A block of data
--

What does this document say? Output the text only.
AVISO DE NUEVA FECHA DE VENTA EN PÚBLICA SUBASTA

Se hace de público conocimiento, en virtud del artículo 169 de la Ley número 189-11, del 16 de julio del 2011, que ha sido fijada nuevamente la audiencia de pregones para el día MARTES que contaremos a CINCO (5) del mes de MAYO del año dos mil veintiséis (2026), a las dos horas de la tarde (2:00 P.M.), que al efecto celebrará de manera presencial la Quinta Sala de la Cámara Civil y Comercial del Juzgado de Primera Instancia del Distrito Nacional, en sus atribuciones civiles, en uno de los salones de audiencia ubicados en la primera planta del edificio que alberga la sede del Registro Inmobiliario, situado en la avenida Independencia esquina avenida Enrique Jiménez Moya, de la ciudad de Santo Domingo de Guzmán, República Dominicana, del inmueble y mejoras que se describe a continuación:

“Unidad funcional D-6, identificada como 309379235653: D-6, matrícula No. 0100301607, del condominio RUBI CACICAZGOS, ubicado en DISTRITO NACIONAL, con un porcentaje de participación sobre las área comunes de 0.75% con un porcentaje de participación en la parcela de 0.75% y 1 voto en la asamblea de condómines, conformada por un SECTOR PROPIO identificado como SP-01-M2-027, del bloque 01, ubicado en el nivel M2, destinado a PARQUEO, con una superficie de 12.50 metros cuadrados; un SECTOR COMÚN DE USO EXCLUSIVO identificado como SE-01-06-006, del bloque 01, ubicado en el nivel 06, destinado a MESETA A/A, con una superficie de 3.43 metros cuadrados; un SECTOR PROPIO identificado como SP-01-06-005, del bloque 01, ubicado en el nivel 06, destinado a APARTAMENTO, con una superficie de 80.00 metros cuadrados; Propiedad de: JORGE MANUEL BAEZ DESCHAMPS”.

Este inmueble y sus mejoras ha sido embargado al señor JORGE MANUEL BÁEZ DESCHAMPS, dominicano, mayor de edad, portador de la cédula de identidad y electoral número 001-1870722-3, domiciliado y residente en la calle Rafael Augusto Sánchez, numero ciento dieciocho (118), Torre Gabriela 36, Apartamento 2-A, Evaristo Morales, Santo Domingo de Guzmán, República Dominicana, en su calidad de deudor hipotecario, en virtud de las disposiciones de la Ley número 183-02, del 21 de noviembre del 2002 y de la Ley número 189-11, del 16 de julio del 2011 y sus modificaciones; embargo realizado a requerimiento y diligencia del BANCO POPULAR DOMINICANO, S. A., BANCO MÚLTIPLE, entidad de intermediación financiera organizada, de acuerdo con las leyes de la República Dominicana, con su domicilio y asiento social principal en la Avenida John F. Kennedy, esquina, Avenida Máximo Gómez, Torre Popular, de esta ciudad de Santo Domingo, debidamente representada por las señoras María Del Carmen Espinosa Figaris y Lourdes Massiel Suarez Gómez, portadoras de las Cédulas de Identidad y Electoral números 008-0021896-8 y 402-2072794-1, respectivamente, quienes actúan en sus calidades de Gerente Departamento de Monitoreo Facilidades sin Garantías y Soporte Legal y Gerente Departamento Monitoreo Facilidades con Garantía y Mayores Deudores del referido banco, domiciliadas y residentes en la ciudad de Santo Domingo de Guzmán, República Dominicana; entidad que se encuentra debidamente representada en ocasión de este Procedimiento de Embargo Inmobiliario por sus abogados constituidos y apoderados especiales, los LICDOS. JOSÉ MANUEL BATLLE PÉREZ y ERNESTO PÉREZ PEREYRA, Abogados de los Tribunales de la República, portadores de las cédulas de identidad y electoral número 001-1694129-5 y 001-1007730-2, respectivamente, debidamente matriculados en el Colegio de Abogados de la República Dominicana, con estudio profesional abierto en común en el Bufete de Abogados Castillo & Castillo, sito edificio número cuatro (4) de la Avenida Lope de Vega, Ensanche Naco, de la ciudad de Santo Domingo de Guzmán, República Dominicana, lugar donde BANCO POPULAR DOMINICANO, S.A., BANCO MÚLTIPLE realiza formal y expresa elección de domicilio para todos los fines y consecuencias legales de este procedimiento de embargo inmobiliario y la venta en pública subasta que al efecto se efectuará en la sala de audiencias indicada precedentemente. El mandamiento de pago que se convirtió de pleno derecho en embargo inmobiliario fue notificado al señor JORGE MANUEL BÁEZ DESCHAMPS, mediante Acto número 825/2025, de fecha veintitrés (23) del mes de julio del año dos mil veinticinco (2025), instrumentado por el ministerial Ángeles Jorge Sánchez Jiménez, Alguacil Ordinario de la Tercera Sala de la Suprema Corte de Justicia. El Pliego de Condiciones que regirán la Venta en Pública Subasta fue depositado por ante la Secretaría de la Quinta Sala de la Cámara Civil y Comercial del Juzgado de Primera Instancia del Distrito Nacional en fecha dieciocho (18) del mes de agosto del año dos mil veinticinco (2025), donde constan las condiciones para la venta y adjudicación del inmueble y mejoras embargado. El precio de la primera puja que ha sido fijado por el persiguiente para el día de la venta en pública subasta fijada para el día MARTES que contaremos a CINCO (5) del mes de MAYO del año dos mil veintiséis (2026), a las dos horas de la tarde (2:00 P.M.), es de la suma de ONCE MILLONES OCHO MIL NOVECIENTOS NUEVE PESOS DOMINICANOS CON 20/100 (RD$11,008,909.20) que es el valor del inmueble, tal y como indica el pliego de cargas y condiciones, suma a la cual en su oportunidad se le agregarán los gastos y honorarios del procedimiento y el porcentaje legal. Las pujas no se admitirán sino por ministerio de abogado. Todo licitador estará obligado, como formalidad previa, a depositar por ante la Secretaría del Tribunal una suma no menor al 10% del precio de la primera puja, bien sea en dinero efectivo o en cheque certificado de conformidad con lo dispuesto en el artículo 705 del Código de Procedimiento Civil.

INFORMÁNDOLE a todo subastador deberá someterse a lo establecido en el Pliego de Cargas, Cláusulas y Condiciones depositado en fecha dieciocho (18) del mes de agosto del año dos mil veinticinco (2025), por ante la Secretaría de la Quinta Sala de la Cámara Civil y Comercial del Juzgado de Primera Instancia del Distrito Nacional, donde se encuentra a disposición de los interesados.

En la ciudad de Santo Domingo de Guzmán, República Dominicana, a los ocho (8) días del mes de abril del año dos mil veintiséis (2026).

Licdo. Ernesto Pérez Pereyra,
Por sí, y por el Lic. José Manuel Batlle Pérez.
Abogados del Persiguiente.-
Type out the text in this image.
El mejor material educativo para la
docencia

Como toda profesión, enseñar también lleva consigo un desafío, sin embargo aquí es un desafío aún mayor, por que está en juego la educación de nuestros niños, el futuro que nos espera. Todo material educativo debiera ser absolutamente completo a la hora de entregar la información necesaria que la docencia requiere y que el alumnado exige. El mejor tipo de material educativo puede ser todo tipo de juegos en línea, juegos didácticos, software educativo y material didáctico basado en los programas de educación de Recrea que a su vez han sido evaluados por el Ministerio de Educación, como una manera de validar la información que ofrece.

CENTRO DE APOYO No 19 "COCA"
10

--

> Stated problem:
Which lines hold the word "text"? Copy each of them from the records.

> Solution:
What does this document say? Output the text only.
Type out the text in this image.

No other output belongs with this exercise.